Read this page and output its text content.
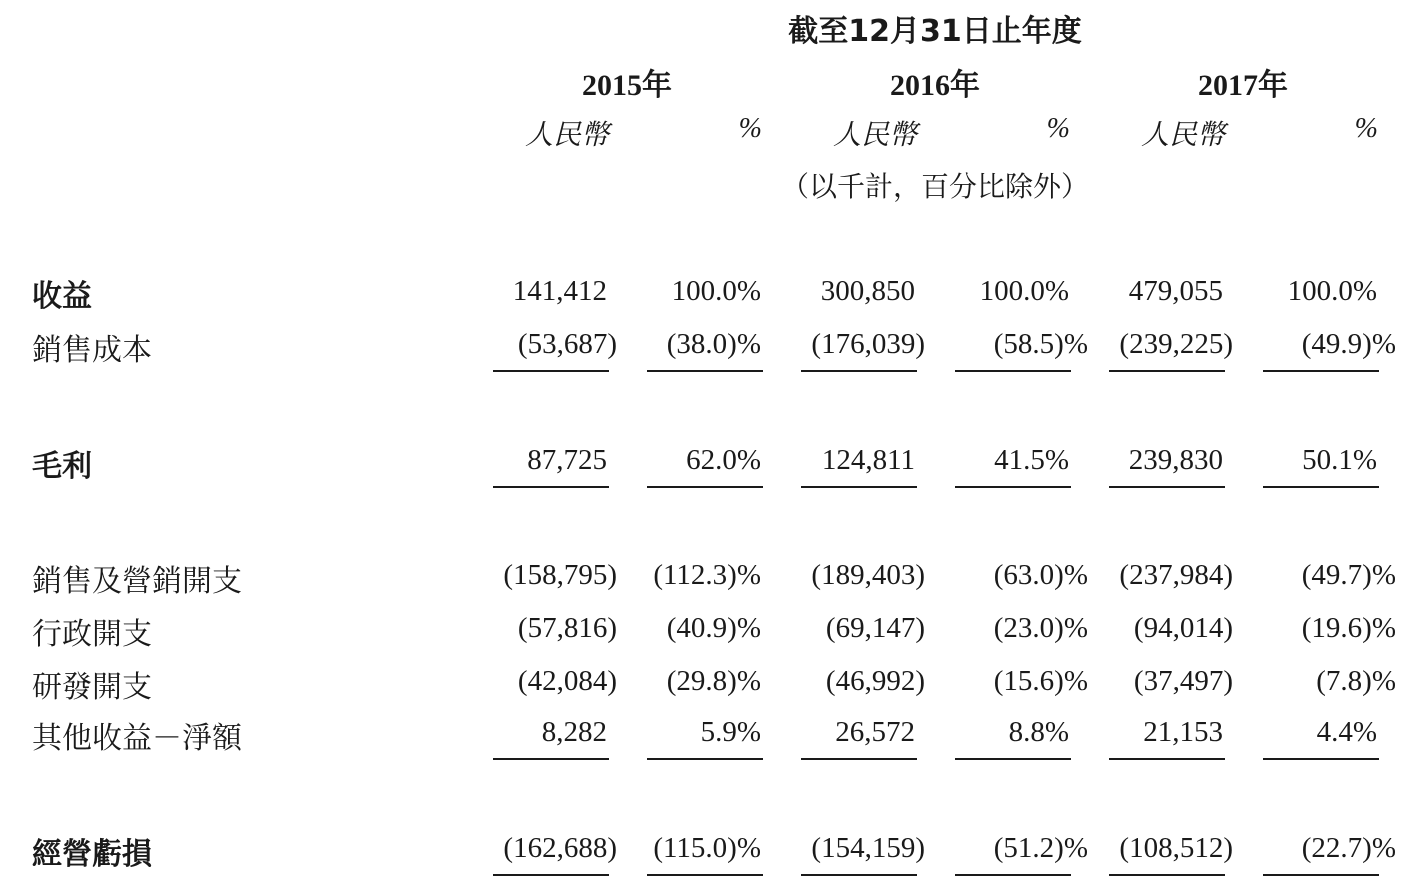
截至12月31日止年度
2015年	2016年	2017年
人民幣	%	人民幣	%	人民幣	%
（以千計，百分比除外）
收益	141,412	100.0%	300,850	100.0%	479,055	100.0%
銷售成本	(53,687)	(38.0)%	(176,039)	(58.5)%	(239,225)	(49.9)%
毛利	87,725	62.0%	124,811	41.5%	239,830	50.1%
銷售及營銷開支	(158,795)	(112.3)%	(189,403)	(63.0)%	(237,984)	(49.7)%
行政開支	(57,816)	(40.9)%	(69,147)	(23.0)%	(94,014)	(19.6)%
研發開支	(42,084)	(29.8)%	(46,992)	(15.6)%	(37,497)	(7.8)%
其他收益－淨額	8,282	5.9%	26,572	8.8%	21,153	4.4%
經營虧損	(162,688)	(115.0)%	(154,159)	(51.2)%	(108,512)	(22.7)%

____________________

[STATED EXERCISE]:
Please set down each line of the data above exactly as written, without the pictures.

[EXPECTED ANSWER]:
Read this page and output its text content.
截至12月31日止年度
2015年	2016年	2017年
人民幣	%	人民幣	%	人民幣	%
（以千計，百分比除外）
收益	141,412	100.0%	300,850	100.0%	479,055	100.0%
銷售成本	(53,687)	(38.0)%	(176,039)	(58.5)%	(239,225)	(49.9)%
毛利	87,725	62.0%	124,811	41.5%	239,830	50.1%
銷售及營銷開支	(158,795)	(112.3)%	(189,403)	(63.0)%	(237,984)	(49.7)%
行政開支	(57,816)	(40.9)%	(69,147)	(23.0)%	(94,014)	(19.6)%
研發開支	(42,084)	(29.8)%	(46,992)	(15.6)%	(37,497)	(7.8)%
其他收益－淨額	8,282	5.9%	26,572	8.8%	21,153	4.4%
經營虧損	(162,688)	(115.0)%	(154,159)	(51.2)%	(108,512)	(22.7)%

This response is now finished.